> [The task] Set down the full listing exactly as given. Any pictures are to be left out.

> [Entries with figure data]
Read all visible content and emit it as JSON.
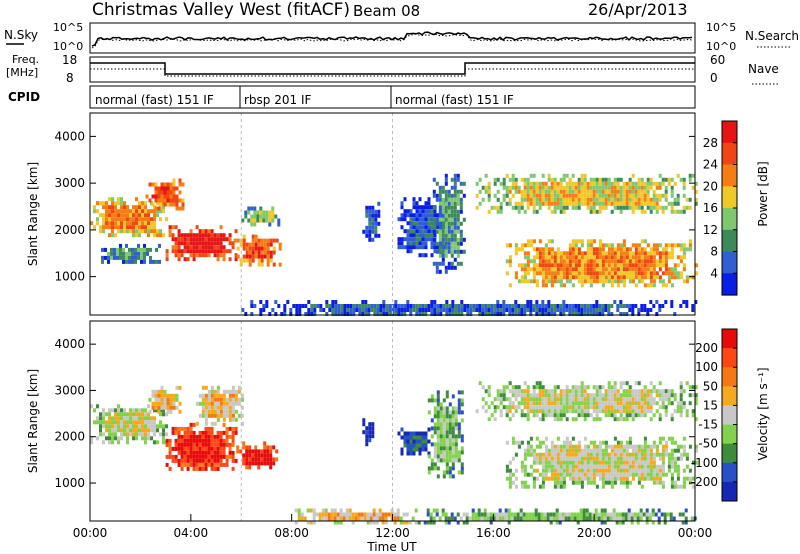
{
  "header": {
    "title": "Christmas Valley West (fitACF)",
    "beam": "Beam 08",
    "date": "26/Apr/2013"
  },
  "noise_panel": {
    "left_label": "N.Sky",
    "right_label": "N.Search",
    "left_ticks": [
      "10^5",
      "10^0"
    ],
    "right_ticks": [
      "10^5",
      "10^0"
    ]
  },
  "freq_panel": {
    "left_label_1": "Freq.",
    "left_label_2": "[MHz]",
    "right_label": "Nave",
    "left_ticks": [
      "18",
      "8"
    ],
    "right_ticks": [
      "60",
      "0"
    ]
  },
  "cpid_panel": {
    "label": "CPID",
    "segments": [
      {
        "label": "normal (fast) 151 IF",
        "start_hour": 0,
        "end_hour": 6
      },
      {
        "label": "rbsp 201 IF",
        "start_hour": 6,
        "end_hour": 12
      },
      {
        "label": "normal (fast) 151 IF",
        "start_hour": 12,
        "end_hour": 24
      }
    ]
  },
  "chart_data": [
    {
      "type": "heatmap",
      "name": "power-panel",
      "ylabel": "Slant Range [km]",
      "x_range_hours": [
        0,
        24
      ],
      "ylim": [
        180,
        4500
      ],
      "y_ticks": [
        1000,
        2000,
        3000,
        4000
      ],
      "colorbar": {
        "label": "Power [dB]",
        "ticks": [
          "4",
          "8",
          "12",
          "16",
          "20",
          "24",
          "28"
        ],
        "colors": [
          "#0a1ee6",
          "#2f5fd2",
          "#3c8a5a",
          "#7fc86e",
          "#f0c828",
          "#f57d14",
          "#f04614",
          "#e61414"
        ]
      },
      "regions": [
        {
          "t0": 0.0,
          "t1": 3.0,
          "r0": 1900,
          "r1": 2700,
          "level": 5
        },
        {
          "t0": 0.2,
          "t1": 2.8,
          "r0": 1300,
          "r1": 1700,
          "level": 2
        },
        {
          "t0": 2.2,
          "t1": 3.7,
          "r0": 2500,
          "r1": 3100,
          "level": 6
        },
        {
          "t0": 3.0,
          "t1": 5.8,
          "r0": 1400,
          "r1": 2100,
          "level": 7
        },
        {
          "t0": 5.7,
          "t1": 7.5,
          "r0": 1300,
          "r1": 1900,
          "level": 6
        },
        {
          "t0": 6.0,
          "t1": 7.5,
          "r0": 2100,
          "r1": 2500,
          "level": 3
        },
        {
          "t0": 10.8,
          "t1": 11.4,
          "r0": 1800,
          "r1": 2600,
          "level": 1
        },
        {
          "t0": 12.2,
          "t1": 14.0,
          "r0": 1500,
          "r1": 2700,
          "level": 1
        },
        {
          "t0": 13.6,
          "t1": 14.8,
          "r0": 1100,
          "r1": 3200,
          "level": 2
        },
        {
          "t0": 15.3,
          "t1": 24.0,
          "r0": 2400,
          "r1": 3200,
          "level": 4
        },
        {
          "t0": 16.5,
          "t1": 24.0,
          "r0": 800,
          "r1": 1800,
          "level": 5
        },
        {
          "t0": 6.0,
          "t1": 24.0,
          "r0": 180,
          "r1": 500,
          "level": 1
        }
      ]
    },
    {
      "type": "heatmap",
      "name": "velocity-panel",
      "ylabel": "Slant Range [km]",
      "xlabel": "Time UT",
      "x_ticks": [
        "00:00",
        "04:00",
        "08:00",
        "12:00",
        "16:00",
        "20:00",
        "00:00"
      ],
      "x_range_hours": [
        0,
        24
      ],
      "ylim": [
        180,
        4500
      ],
      "y_ticks": [
        1000,
        2000,
        3000,
        4000
      ],
      "colorbar": {
        "label": "Velocity [m s⁻¹]",
        "ticks": [
          "200",
          "100",
          "50",
          "15",
          "-15",
          "-50",
          "-100",
          "-200"
        ],
        "colors": [
          "#1428b4",
          "#2850c8",
          "#3c8c3c",
          "#82d24b",
          "#c8c8c8",
          "#f5aa1e",
          "#f57814",
          "#ff4614",
          "#e60a0a"
        ]
      },
      "regions": [
        {
          "t0": 0.0,
          "t1": 3.0,
          "r0": 1900,
          "r1": 2700,
          "level": 4
        },
        {
          "t0": 2.2,
          "t1": 3.6,
          "r0": 2500,
          "r1": 3100,
          "level": 5
        },
        {
          "t0": 3.0,
          "t1": 5.8,
          "r0": 1300,
          "r1": 2300,
          "level": 8
        },
        {
          "t0": 4.2,
          "t1": 6.0,
          "r0": 2300,
          "r1": 3100,
          "level": 5
        },
        {
          "t0": 5.8,
          "t1": 7.5,
          "r0": 1300,
          "r1": 1900,
          "level": 8
        },
        {
          "t0": 10.8,
          "t1": 11.2,
          "r0": 1800,
          "r1": 2400,
          "level": 0
        },
        {
          "t0": 12.2,
          "t1": 13.5,
          "r0": 1600,
          "r1": 2200,
          "level": 1
        },
        {
          "t0": 13.4,
          "t1": 14.8,
          "r0": 1100,
          "r1": 3000,
          "level": 3
        },
        {
          "t0": 15.3,
          "t1": 24.0,
          "r0": 2400,
          "r1": 3200,
          "level": 4
        },
        {
          "t0": 16.5,
          "t1": 24.0,
          "r0": 900,
          "r1": 2000,
          "level": 4
        },
        {
          "t0": 8.0,
          "t1": 13.0,
          "r0": 180,
          "r1": 450,
          "level": 5
        },
        {
          "t0": 13.0,
          "t1": 24.0,
          "r0": 180,
          "r1": 450,
          "level": 3
        }
      ]
    }
  ]
}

> [Exercise result]
Read all visible content and emit it as JSON.
{
  "header": {
    "title": "Christmas Valley West (fitACF)",
    "beam": "Beam 08",
    "date": "26/Apr/2013"
  },
  "noise_panel": {
    "left_label": "N.Sky",
    "right_label": "N.Search",
    "left_ticks": [
      "10^5",
      "10^0"
    ],
    "right_ticks": [
      "10^5",
      "10^0"
    ]
  },
  "freq_panel": {
    "left_label_1": "Freq.",
    "left_label_2": "[MHz]",
    "right_label": "Nave",
    "left_ticks": [
      "18",
      "8"
    ],
    "right_ticks": [
      "60",
      "0"
    ]
  },
  "cpid_panel": {
    "label": "CPID",
    "segments": [
      {
        "label": "normal (fast) 151 IF",
        "start_hour": 0,
        "end_hour": 6
      },
      {
        "label": "rbsp 201 IF",
        "start_hour": 6,
        "end_hour": 12
      },
      {
        "label": "normal (fast) 151 IF",
        "start_hour": 12,
        "end_hour": 24
      }
    ]
  },
  "chart_data": [
    {
      "type": "heatmap",
      "name": "power-panel",
      "ylabel": "Slant Range [km]",
      "x_range_hours": [
        0,
        24
      ],
      "ylim": [
        180,
        4500
      ],
      "y_ticks": [
        1000,
        2000,
        3000,
        4000
      ],
      "colorbar": {
        "label": "Power [dB]",
        "ticks": [
          "4",
          "8",
          "12",
          "16",
          "20",
          "24",
          "28"
        ],
        "colors": [
          "#0a1ee6",
          "#2f5fd2",
          "#3c8a5a",
          "#7fc86e",
          "#f0c828",
          "#f57d14",
          "#f04614",
          "#e61414"
        ]
      },
      "regions": [
        {
          "t0": 0.0,
          "t1": 3.0,
          "r0": 1900,
          "r1": 2700,
          "level": 5
        },
        {
          "t0": 0.2,
          "t1": 2.8,
          "r0": 1300,
          "r1": 1700,
          "level": 2
        },
        {
          "t0": 2.2,
          "t1": 3.7,
          "r0": 2500,
          "r1": 3100,
          "level": 6
        },
        {
          "t0": 3.0,
          "t1": 5.8,
          "r0": 1400,
          "r1": 2100,
          "level": 7
        },
        {
          "t0": 5.7,
          "t1": 7.5,
          "r0": 1300,
          "r1": 1900,
          "level": 6
        },
        {
          "t0": 6.0,
          "t1": 7.5,
          "r0": 2100,
          "r1": 2500,
          "level": 3
        },
        {
          "t0": 10.8,
          "t1": 11.4,
          "r0": 1800,
          "r1": 2600,
          "level": 1
        },
        {
          "t0": 12.2,
          "t1": 14.0,
          "r0": 1500,
          "r1": 2700,
          "level": 1
        },
        {
          "t0": 13.6,
          "t1": 14.8,
          "r0": 1100,
          "r1": 3200,
          "level": 2
        },
        {
          "t0": 15.3,
          "t1": 24.0,
          "r0": 2400,
          "r1": 3200,
          "level": 4
        },
        {
          "t0": 16.5,
          "t1": 24.0,
          "r0": 800,
          "r1": 1800,
          "level": 5
        },
        {
          "t0": 6.0,
          "t1": 24.0,
          "r0": 180,
          "r1": 500,
          "level": 1
        }
      ]
    },
    {
      "type": "heatmap",
      "name": "velocity-panel",
      "ylabel": "Slant Range [km]",
      "xlabel": "Time UT",
      "x_ticks": [
        "00:00",
        "04:00",
        "08:00",
        "12:00",
        "16:00",
        "20:00",
        "00:00"
      ],
      "x_range_hours": [
        0,
        24
      ],
      "ylim": [
        180,
        4500
      ],
      "y_ticks": [
        1000,
        2000,
        3000,
        4000
      ],
      "colorbar": {
        "label": "Velocity [m s⁻¹]",
        "ticks": [
          "200",
          "100",
          "50",
          "15",
          "-15",
          "-50",
          "-100",
          "-200"
        ],
        "colors": [
          "#1428b4",
          "#2850c8",
          "#3c8c3c",
          "#82d24b",
          "#c8c8c8",
          "#f5aa1e",
          "#f57814",
          "#ff4614",
          "#e60a0a"
        ]
      },
      "regions": [
        {
          "t0": 0.0,
          "t1": 3.0,
          "r0": 1900,
          "r1": 2700,
          "level": 4
        },
        {
          "t0": 2.2,
          "t1": 3.6,
          "r0": 2500,
          "r1": 3100,
          "level": 5
        },
        {
          "t0": 3.0,
          "t1": 5.8,
          "r0": 1300,
          "r1": 2300,
          "level": 8
        },
        {
          "t0": 4.2,
          "t1": 6.0,
          "r0": 2300,
          "r1": 3100,
          "level": 5
        },
        {
          "t0": 5.8,
          "t1": 7.5,
          "r0": 1300,
          "r1": 1900,
          "level": 8
        },
        {
          "t0": 10.8,
          "t1": 11.2,
          "r0": 1800,
          "r1": 2400,
          "level": 0
        },
        {
          "t0": 12.2,
          "t1": 13.5,
          "r0": 1600,
          "r1": 2200,
          "level": 1
        },
        {
          "t0": 13.4,
          "t1": 14.8,
          "r0": 1100,
          "r1": 3000,
          "level": 3
        },
        {
          "t0": 15.3,
          "t1": 24.0,
          "r0": 2400,
          "r1": 3200,
          "level": 4
        },
        {
          "t0": 16.5,
          "t1": 24.0,
          "r0": 900,
          "r1": 2000,
          "level": 4
        },
        {
          "t0": 8.0,
          "t1": 13.0,
          "r0": 180,
          "r1": 450,
          "level": 5
        },
        {
          "t0": 13.0,
          "t1": 24.0,
          "r0": 180,
          "r1": 450,
          "level": 3
        }
      ]
    }
  ]
}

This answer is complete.